> **Task**: The records are to be restated in their entirety, word for word.

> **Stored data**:
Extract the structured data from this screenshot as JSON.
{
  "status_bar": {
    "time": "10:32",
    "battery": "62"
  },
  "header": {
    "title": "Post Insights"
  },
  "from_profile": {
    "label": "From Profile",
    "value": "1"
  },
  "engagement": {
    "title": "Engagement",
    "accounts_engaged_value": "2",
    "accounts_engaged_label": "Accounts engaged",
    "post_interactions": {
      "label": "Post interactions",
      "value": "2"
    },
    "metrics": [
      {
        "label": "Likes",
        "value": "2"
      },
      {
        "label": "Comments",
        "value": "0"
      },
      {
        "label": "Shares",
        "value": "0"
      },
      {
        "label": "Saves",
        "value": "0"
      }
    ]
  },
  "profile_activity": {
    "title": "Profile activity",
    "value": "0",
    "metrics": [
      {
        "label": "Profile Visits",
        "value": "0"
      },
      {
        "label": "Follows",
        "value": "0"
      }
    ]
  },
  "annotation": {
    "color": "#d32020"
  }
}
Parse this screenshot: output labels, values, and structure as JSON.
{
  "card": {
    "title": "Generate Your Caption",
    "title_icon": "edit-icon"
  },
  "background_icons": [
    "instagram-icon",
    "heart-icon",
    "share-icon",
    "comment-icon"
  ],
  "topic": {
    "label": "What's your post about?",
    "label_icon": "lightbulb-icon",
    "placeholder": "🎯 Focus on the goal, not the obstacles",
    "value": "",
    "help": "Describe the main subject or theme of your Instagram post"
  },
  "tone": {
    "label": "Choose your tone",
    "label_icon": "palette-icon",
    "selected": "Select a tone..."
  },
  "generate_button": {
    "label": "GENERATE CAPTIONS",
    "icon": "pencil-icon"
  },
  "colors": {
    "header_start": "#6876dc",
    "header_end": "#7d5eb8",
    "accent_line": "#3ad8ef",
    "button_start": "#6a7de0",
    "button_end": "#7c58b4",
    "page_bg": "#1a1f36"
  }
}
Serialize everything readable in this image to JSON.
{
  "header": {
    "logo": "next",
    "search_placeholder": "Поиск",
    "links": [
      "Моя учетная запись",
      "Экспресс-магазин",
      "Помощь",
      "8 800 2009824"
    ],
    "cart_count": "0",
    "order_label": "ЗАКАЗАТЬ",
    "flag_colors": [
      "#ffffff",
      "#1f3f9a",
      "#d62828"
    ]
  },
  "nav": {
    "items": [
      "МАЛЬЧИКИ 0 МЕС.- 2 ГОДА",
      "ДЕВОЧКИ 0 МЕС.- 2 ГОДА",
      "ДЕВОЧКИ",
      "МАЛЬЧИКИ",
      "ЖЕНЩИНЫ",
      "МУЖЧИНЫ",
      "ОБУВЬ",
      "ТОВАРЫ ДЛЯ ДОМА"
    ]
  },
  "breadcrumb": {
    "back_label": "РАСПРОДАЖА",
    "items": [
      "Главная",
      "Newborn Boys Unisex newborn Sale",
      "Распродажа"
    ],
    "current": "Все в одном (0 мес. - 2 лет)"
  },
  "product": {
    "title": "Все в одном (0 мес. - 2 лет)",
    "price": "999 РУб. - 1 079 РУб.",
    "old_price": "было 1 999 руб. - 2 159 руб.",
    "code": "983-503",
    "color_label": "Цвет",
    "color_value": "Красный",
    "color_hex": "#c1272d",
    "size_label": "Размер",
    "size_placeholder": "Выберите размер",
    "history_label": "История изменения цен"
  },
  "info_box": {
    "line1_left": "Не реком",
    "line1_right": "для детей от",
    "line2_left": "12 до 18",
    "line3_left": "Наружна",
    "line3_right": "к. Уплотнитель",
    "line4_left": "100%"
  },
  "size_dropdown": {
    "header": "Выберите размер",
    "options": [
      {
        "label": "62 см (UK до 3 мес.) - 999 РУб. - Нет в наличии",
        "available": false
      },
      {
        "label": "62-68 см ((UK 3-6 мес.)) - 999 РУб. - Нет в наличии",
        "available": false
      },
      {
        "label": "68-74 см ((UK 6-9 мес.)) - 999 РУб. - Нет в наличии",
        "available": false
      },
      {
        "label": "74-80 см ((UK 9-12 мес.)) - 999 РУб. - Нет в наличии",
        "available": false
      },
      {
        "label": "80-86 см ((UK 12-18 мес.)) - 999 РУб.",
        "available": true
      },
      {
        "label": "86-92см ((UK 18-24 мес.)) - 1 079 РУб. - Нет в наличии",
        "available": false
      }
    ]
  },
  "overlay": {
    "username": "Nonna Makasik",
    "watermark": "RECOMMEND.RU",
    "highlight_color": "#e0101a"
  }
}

> **Answer to this task**:
Extract the structured data from this screenshot as JSON.
{
  "status_bar": {
    "time": "10:32",
    "battery": "62"
  },
  "header": {
    "title": "Post Insights"
  },
  "from_profile": {
    "label": "From Profile",
    "value": "1"
  },
  "engagement": {
    "title": "Engagement",
    "accounts_engaged_value": "2",
    "accounts_engaged_label": "Accounts engaged",
    "post_interactions": {
      "label": "Post interactions",
      "value": "2"
    },
    "metrics": [
      {
        "label": "Likes",
        "value": "2"
      },
      {
        "label": "Comments",
        "value": "0"
      },
      {
        "label": "Shares",
        "value": "0"
      },
      {
        "label": "Saves",
        "value": "0"
      }
    ]
  },
  "profile_activity": {
    "title": "Profile activity",
    "value": "0",
    "metrics": [
      {
        "label": "Profile Visits",
        "value": "0"
      },
      {
        "label": "Follows",
        "value": "0"
      }
    ]
  },
  "annotation": {
    "color": "#d32020"
  }
}
Parse this screenshot: output labels, values, and structure as JSON.
{
  "card": {
    "title": "Generate Your Caption",
    "title_icon": "edit-icon"
  },
  "background_icons": [
    "instagram-icon",
    "heart-icon",
    "share-icon",
    "comment-icon"
  ],
  "topic": {
    "label": "What's your post about?",
    "label_icon": "lightbulb-icon",
    "placeholder": "🎯 Focus on the goal, not the obstacles",
    "value": "",
    "help": "Describe the main subject or theme of your Instagram post"
  },
  "tone": {
    "label": "Choose your tone",
    "label_icon": "palette-icon",
    "selected": "Select a tone..."
  },
  "generate_button": {
    "label": "GENERATE CAPTIONS",
    "icon": "pencil-icon"
  },
  "colors": {
    "header_start": "#6876dc",
    "header_end": "#7d5eb8",
    "accent_line": "#3ad8ef",
    "button_start": "#6a7de0",
    "button_end": "#7c58b4",
    "page_bg": "#1a1f36"
  }
}
Serialize everything readable in this image to JSON.
{
  "header": {
    "logo": "next",
    "search_placeholder": "Поиск",
    "links": [
      "Моя учетная запись",
      "Экспресс-магазин",
      "Помощь",
      "8 800 2009824"
    ],
    "cart_count": "0",
    "order_label": "ЗАКАЗАТЬ",
    "flag_colors": [
      "#ffffff",
      "#1f3f9a",
      "#d62828"
    ]
  },
  "nav": {
    "items": [
      "МАЛЬЧИКИ 0 МЕС.- 2 ГОДА",
      "ДЕВОЧКИ 0 МЕС.- 2 ГОДА",
      "ДЕВОЧКИ",
      "МАЛЬЧИКИ",
      "ЖЕНЩИНЫ",
      "МУЖЧИНЫ",
      "ОБУВЬ",
      "ТОВАРЫ ДЛЯ ДОМА"
    ]
  },
  "breadcrumb": {
    "back_label": "РАСПРОДАЖА",
    "items": [
      "Главная",
      "Newborn Boys Unisex newborn Sale",
      "Распродажа"
    ],
    "current": "Все в одном (0 мес. - 2 лет)"
  },
  "product": {
    "title": "Все в одном (0 мес. - 2 лет)",
    "price": "999 РУб. - 1 079 РУб.",
    "old_price": "было 1 999 руб. - 2 159 руб.",
    "code": "983-503",
    "color_label": "Цвет",
    "color_value": "Красный",
    "color_hex": "#c1272d",
    "size_label": "Размер",
    "size_placeholder": "Выберите размер",
    "history_label": "История изменения цен"
  },
  "info_box": {
    "line1_left": "Не реком",
    "line1_right": "для детей от",
    "line2_left": "12 до 18",
    "line3_left": "Наружна",
    "line3_right": "к. Уплотнитель",
    "line4_left": "100%"
  },
  "size_dropdown": {
    "header": "Выберите размер",
    "options": [
      {
        "label": "62 см (UK до 3 мес.) - 999 РУб. - Нет в наличии",
        "available": false
      },
      {
        "label": "62-68 см ((UK 3-6 мес.)) - 999 РУб. - Нет в наличии",
        "available": false
      },
      {
        "label": "68-74 см ((UK 6-9 мес.)) - 999 РУб. - Нет в наличии",
        "available": false
      },
      {
        "label": "74-80 см ((UK 9-12 мес.)) - 999 РУб. - Нет в наличии",
        "available": false
      },
      {
        "label": "80-86 см ((UK 12-18 мес.)) - 999 РУб.",
        "available": true
      },
      {
        "label": "86-92см ((UK 18-24 мес.)) - 1 079 РУб. - Нет в наличии",
        "available": false
      }
    ]
  },
  "overlay": {
    "username": "Nonna Makasik",
    "watermark": "RECOMMEND.RU",
    "highlight_color": "#e0101a"
  }
}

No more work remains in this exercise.